WHAT IS NEEDED:
Copy verbatim the stretch of entries from the line containing "Give bounding boxes" through the line containing "category-label: Italy xyxy=(371,76,394,88)", both ends included.

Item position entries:
▼

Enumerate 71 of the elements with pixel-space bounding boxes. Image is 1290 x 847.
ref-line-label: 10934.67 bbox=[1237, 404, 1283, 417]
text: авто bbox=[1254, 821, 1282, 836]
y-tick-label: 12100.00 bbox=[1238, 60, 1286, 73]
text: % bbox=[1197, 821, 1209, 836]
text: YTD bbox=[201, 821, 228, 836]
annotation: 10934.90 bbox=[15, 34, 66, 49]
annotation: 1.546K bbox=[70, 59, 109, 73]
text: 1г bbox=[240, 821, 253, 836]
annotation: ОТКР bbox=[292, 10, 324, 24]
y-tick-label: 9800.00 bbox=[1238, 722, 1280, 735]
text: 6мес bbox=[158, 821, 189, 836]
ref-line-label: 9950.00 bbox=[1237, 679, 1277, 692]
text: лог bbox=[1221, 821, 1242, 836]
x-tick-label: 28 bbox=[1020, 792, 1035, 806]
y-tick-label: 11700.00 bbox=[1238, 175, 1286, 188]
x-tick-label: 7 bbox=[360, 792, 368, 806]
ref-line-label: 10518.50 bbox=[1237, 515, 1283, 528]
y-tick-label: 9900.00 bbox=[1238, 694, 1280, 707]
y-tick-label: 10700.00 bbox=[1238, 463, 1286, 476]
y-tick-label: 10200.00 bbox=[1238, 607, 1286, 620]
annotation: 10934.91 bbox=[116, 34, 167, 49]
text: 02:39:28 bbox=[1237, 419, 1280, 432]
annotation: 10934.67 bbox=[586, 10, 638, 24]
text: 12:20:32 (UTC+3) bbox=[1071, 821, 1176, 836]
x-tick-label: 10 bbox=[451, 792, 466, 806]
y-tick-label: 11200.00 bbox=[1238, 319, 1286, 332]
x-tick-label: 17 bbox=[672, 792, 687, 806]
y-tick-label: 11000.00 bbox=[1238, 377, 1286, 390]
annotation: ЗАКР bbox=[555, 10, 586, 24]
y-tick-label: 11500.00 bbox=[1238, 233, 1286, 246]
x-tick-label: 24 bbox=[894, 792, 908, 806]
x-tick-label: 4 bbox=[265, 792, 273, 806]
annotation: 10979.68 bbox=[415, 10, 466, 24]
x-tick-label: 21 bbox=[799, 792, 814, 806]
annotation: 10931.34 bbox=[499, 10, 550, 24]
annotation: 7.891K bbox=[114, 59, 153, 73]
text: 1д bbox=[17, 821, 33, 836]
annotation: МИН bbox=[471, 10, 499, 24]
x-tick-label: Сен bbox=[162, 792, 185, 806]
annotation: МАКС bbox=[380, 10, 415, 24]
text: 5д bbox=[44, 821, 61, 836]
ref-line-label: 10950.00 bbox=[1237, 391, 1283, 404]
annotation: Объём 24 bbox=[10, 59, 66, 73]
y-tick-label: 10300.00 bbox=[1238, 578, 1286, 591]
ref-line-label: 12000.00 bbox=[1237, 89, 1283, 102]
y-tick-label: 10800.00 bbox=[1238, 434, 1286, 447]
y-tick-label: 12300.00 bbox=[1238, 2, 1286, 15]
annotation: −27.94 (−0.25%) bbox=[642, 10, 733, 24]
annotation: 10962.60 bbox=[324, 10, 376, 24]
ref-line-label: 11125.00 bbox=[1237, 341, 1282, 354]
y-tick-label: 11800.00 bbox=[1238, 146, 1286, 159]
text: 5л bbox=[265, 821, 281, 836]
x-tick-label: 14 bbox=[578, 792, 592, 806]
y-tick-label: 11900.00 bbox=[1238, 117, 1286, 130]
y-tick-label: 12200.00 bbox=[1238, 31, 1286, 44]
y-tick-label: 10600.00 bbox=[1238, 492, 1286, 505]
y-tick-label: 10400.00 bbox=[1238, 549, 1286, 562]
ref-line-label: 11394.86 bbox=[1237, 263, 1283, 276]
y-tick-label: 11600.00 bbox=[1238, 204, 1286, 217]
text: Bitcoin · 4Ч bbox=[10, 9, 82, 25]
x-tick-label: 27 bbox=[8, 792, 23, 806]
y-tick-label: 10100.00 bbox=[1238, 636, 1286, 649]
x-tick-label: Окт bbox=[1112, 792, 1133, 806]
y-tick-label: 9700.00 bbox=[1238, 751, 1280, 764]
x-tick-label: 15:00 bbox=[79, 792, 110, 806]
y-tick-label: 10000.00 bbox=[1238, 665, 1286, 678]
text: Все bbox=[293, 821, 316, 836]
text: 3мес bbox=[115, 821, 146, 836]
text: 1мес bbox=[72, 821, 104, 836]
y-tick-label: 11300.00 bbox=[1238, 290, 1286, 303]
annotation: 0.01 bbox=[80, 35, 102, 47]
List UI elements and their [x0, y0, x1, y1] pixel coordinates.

▲
▼

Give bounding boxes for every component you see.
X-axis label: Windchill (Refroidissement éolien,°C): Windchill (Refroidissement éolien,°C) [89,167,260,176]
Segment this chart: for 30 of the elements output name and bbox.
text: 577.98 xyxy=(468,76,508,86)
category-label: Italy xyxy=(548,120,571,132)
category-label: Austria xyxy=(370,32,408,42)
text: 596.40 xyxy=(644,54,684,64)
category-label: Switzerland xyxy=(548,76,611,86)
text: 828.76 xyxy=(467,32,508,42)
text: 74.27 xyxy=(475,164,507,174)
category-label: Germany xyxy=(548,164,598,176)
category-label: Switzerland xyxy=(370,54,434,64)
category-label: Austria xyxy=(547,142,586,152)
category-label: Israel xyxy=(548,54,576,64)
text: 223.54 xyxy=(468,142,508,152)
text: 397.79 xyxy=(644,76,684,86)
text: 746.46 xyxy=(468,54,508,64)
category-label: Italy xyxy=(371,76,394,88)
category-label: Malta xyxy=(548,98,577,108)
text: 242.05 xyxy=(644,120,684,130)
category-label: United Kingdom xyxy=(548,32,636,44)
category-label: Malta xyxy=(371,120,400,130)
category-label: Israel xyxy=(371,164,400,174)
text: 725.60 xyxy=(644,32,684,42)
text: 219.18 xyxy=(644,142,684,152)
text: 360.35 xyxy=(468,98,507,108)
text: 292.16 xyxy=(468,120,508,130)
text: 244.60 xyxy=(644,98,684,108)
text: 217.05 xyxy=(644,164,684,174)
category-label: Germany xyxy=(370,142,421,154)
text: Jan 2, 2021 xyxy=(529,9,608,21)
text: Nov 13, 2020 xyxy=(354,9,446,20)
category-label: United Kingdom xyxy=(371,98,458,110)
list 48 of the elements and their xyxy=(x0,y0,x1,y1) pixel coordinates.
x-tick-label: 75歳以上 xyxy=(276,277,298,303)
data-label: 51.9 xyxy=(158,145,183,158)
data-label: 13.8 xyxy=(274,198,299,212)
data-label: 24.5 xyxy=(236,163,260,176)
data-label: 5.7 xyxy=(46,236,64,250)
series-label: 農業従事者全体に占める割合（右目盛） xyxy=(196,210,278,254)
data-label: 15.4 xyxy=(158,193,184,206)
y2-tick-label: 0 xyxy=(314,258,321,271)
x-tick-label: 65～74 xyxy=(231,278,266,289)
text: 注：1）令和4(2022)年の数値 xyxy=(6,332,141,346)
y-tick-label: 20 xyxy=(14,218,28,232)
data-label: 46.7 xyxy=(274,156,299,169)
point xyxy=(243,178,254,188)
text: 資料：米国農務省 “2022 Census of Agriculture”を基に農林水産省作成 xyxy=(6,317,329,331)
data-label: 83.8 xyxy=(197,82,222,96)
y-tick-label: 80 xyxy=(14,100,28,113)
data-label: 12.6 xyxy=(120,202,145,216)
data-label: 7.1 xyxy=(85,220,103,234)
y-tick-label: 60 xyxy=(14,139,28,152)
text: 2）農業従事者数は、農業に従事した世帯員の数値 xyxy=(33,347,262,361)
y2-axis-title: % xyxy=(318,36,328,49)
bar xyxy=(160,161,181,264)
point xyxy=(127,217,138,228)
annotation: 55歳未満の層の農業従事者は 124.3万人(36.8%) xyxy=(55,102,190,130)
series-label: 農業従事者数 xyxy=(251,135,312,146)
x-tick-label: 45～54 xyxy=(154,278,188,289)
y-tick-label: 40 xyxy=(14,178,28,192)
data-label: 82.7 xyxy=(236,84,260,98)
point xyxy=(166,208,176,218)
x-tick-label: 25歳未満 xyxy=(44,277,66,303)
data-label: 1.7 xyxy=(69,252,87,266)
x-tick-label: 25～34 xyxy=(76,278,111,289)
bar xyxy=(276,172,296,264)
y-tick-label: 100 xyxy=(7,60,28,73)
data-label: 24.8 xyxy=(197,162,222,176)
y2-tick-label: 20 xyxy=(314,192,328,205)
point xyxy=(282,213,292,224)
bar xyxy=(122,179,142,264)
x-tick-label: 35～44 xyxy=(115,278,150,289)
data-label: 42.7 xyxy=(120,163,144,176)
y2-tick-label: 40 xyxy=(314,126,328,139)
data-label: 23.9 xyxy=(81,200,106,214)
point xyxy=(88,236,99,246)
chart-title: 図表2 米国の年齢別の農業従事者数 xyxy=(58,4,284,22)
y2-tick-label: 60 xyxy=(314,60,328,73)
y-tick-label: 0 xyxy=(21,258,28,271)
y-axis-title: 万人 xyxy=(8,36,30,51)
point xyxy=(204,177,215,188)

▲

EXERCISE OUTPUT:
Give bounding boxes for every component you see.
X-axis label: Windchill (Refroidissement éolien,°C): Windchill (Refroidissement éolien,°C) [89,167,260,176]
Segment this chart: for 30 of the elements output name and bbox.
text: 577.98 xyxy=(468,76,508,86)
category-label: Italy xyxy=(548,120,571,132)
category-label: Austria xyxy=(370,32,408,42)
text: 596.40 xyxy=(644,54,684,64)
category-label: Switzerland xyxy=(548,76,611,86)
text: 828.76 xyxy=(467,32,508,42)
text: 74.27 xyxy=(475,164,507,174)
category-label: Germany xyxy=(548,164,598,176)
category-label: Switzerland xyxy=(370,54,434,64)
category-label: Austria xyxy=(547,142,586,152)
category-label: Israel xyxy=(548,54,576,64)
text: 223.54 xyxy=(468,142,508,152)
text: 397.79 xyxy=(644,76,684,86)
text: 746.46 xyxy=(468,54,508,64)
category-label: Italy xyxy=(371,76,394,88)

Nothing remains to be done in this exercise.